# Exercise
All entries below need to be written out exactly, but without their pictures.

Collected data entries:
***

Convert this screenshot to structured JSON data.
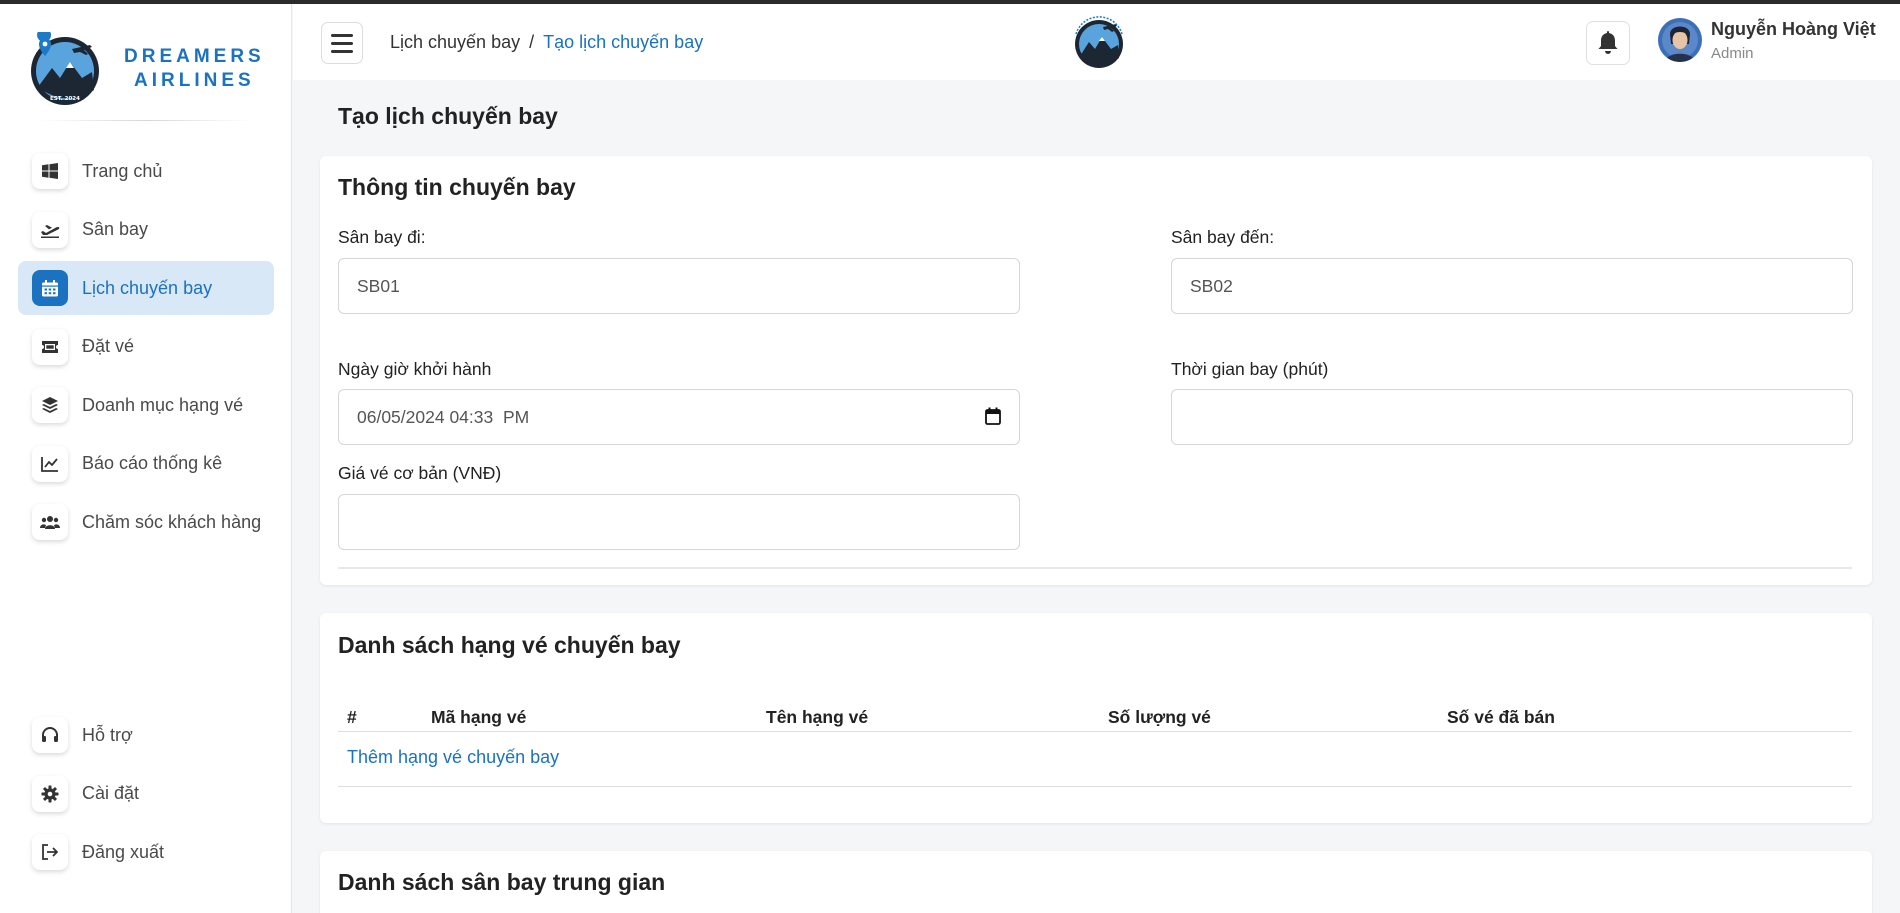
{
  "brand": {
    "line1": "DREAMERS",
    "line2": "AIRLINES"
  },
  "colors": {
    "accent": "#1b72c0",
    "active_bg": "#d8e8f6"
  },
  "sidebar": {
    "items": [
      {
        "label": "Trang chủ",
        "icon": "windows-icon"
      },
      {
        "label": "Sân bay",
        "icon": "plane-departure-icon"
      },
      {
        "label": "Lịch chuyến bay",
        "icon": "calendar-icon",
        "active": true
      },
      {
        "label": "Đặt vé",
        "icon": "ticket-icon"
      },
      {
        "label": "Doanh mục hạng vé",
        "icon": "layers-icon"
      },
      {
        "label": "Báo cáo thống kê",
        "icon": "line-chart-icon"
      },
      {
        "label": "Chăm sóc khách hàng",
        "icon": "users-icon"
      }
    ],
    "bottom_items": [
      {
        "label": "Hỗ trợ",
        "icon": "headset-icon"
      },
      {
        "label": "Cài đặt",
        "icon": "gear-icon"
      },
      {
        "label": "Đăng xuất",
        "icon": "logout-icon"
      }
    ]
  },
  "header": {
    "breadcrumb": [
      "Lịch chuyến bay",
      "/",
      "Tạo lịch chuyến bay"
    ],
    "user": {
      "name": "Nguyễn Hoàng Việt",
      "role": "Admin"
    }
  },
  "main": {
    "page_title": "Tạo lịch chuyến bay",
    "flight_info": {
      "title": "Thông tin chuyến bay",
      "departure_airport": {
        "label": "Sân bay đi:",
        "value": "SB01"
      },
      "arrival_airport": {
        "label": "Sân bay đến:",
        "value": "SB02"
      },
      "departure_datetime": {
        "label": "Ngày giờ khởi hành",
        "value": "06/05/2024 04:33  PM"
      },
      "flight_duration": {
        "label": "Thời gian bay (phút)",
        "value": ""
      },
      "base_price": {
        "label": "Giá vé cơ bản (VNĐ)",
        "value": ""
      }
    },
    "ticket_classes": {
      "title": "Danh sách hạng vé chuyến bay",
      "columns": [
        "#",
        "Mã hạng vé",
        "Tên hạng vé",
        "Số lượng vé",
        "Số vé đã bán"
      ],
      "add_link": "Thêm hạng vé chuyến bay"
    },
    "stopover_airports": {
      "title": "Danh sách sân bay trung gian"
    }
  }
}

***

# Task result
Convert this screenshot to structured JSON data.
{
  "brand": {
    "line1": "DREAMERS",
    "line2": "AIRLINES"
  },
  "colors": {
    "accent": "#1b72c0",
    "active_bg": "#d8e8f6"
  },
  "sidebar": {
    "items": [
      {
        "label": "Trang chủ",
        "icon": "windows-icon"
      },
      {
        "label": "Sân bay",
        "icon": "plane-departure-icon"
      },
      {
        "label": "Lịch chuyến bay",
        "icon": "calendar-icon",
        "active": true
      },
      {
        "label": "Đặt vé",
        "icon": "ticket-icon"
      },
      {
        "label": "Doanh mục hạng vé",
        "icon": "layers-icon"
      },
      {
        "label": "Báo cáo thống kê",
        "icon": "line-chart-icon"
      },
      {
        "label": "Chăm sóc khách hàng",
        "icon": "users-icon"
      }
    ],
    "bottom_items": [
      {
        "label": "Hỗ trợ",
        "icon": "headset-icon"
      },
      {
        "label": "Cài đặt",
        "icon": "gear-icon"
      },
      {
        "label": "Đăng xuất",
        "icon": "logout-icon"
      }
    ]
  },
  "header": {
    "breadcrumb": [
      "Lịch chuyến bay",
      "/",
      "Tạo lịch chuyến bay"
    ],
    "user": {
      "name": "Nguyễn Hoàng Việt",
      "role": "Admin"
    }
  },
  "main": {
    "page_title": "Tạo lịch chuyến bay",
    "flight_info": {
      "title": "Thông tin chuyến bay",
      "departure_airport": {
        "label": "Sân bay đi:",
        "value": "SB01"
      },
      "arrival_airport": {
        "label": "Sân bay đến:",
        "value": "SB02"
      },
      "departure_datetime": {
        "label": "Ngày giờ khởi hành",
        "value": "06/05/2024 04:33  PM"
      },
      "flight_duration": {
        "label": "Thời gian bay (phút)",
        "value": ""
      },
      "base_price": {
        "label": "Giá vé cơ bản (VNĐ)",
        "value": ""
      }
    },
    "ticket_classes": {
      "title": "Danh sách hạng vé chuyến bay",
      "columns": [
        "#",
        "Mã hạng vé",
        "Tên hạng vé",
        "Số lượng vé",
        "Số vé đã bán"
      ],
      "add_link": "Thêm hạng vé chuyến bay"
    },
    "stopover_airports": {
      "title": "Danh sách sân bay trung gian"
    }
  }
}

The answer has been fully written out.